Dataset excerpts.

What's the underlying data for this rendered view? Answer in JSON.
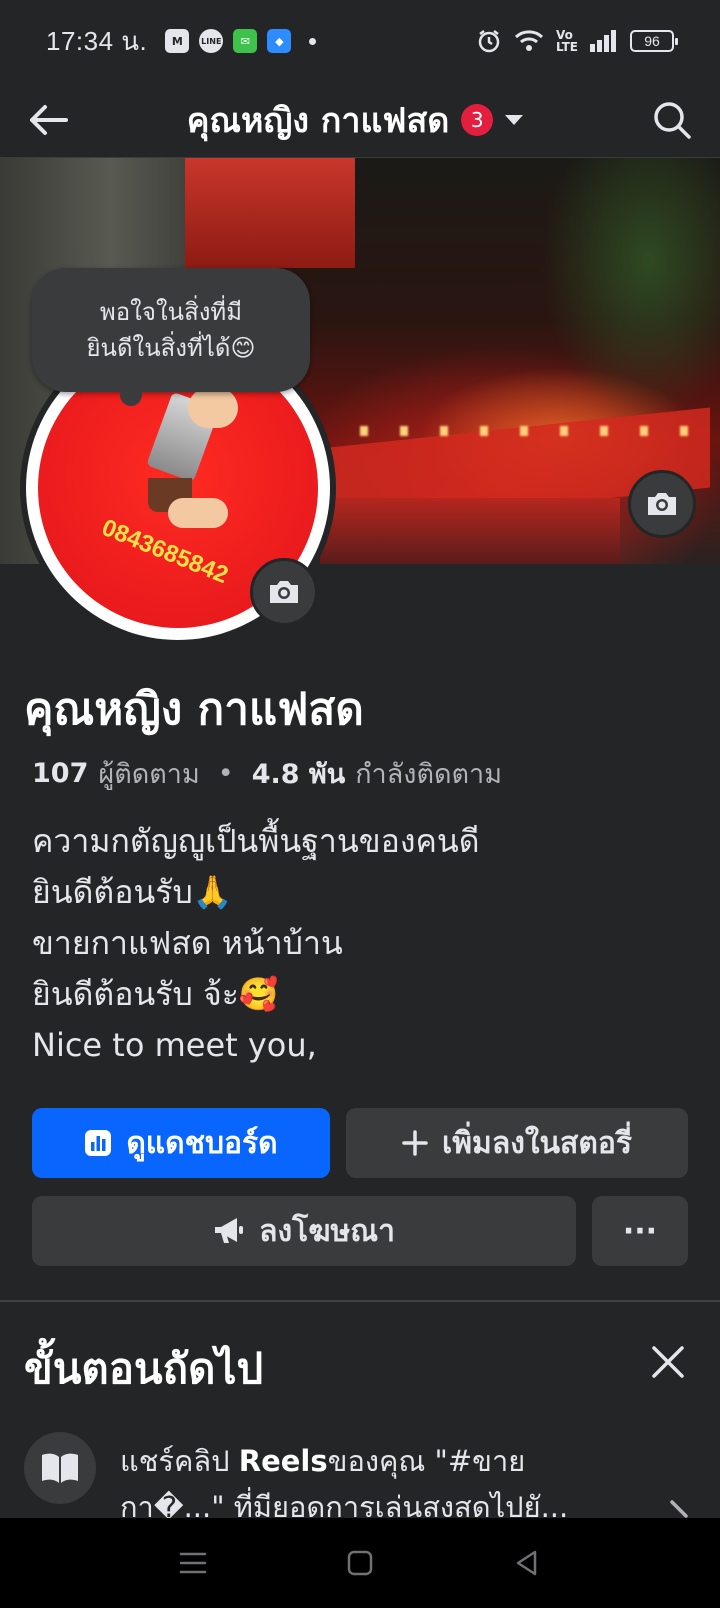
{
  "status_bar": {
    "time": "17:34 น.",
    "battery": "96",
    "apps": [
      "gmail-icon",
      "line-icon",
      "wechat-icon",
      "messenger-icon"
    ]
  },
  "header": {
    "title": "คุณหญิง กาแฟสด",
    "badge_count": "3"
  },
  "avatar": {
    "phone": "0843685842"
  },
  "note": {
    "line1": "พอใจในสิ่งที่มี",
    "line2": "ยินดีในสิ่งที่ได้😊"
  },
  "page": {
    "name": "คุณหญิง กาแฟสด",
    "followers_count": "107",
    "followers_label": "ผู้ติดตาม",
    "following_count": "4.8 พัน",
    "following_label": "กำลังติดตาม",
    "bio": [
      "ความกตัญญูเป็นพื้นฐานของคนดี",
      "ยินดีต้อนรับ🙏",
      "ขายกาแฟสด หน้าบ้าน",
      "ยินดีต้อนรับ จ้ะ🥰",
      "Nice to  meet you,"
    ]
  },
  "buttons": {
    "dashboard": "ดูแดชบอร์ด",
    "add_story": "เพิ่มลงในสตอรี่",
    "advertise": "ลงโฆษณา",
    "more": "···"
  },
  "next_steps": {
    "title": "ขั้นตอนถัดไป",
    "item_prefix": "แชร์คลิป ",
    "item_bold": "Reels",
    "item_line1_rest": "ของคุณ \"#ขาย",
    "item_line2": "กา�...\" ที่มียอดการเล่นสูงสุดไปยั..."
  },
  "colors": {
    "background": "#242526",
    "primary": "#0866ff",
    "badge": "#e41e3f",
    "secondary_button": "#3a3b3c"
  }
}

The exercise.
Copy all of the entries verbatim, leaving out any pictures they contain.

Task response.
What's the underlying data for this rendered view? Answer in JSON.
{
  "status_bar": {
    "time": "17:34 น.",
    "battery": "96",
    "apps": [
      "gmail-icon",
      "line-icon",
      "wechat-icon",
      "messenger-icon"
    ]
  },
  "header": {
    "title": "คุณหญิง กาแฟสด",
    "badge_count": "3"
  },
  "avatar": {
    "phone": "0843685842"
  },
  "note": {
    "line1": "พอใจในสิ่งที่มี",
    "line2": "ยินดีในสิ่งที่ได้😊"
  },
  "page": {
    "name": "คุณหญิง กาแฟสด",
    "followers_count": "107",
    "followers_label": "ผู้ติดตาม",
    "following_count": "4.8 พัน",
    "following_label": "กำลังติดตาม",
    "bio": [
      "ความกตัญญูเป็นพื้นฐานของคนดี",
      "ยินดีต้อนรับ🙏",
      "ขายกาแฟสด หน้าบ้าน",
      "ยินดีต้อนรับ จ้ะ🥰",
      "Nice to  meet you,"
    ]
  },
  "buttons": {
    "dashboard": "ดูแดชบอร์ด",
    "add_story": "เพิ่มลงในสตอรี่",
    "advertise": "ลงโฆษณา",
    "more": "···"
  },
  "next_steps": {
    "title": "ขั้นตอนถัดไป",
    "item_prefix": "แชร์คลิป ",
    "item_bold": "Reels",
    "item_line1_rest": "ของคุณ \"#ขาย",
    "item_line2": "กา�...\" ที่มียอดการเล่นสูงสุดไปยั..."
  },
  "colors": {
    "background": "#242526",
    "primary": "#0866ff",
    "badge": "#e41e3f",
    "secondary_button": "#3a3b3c"
  }
}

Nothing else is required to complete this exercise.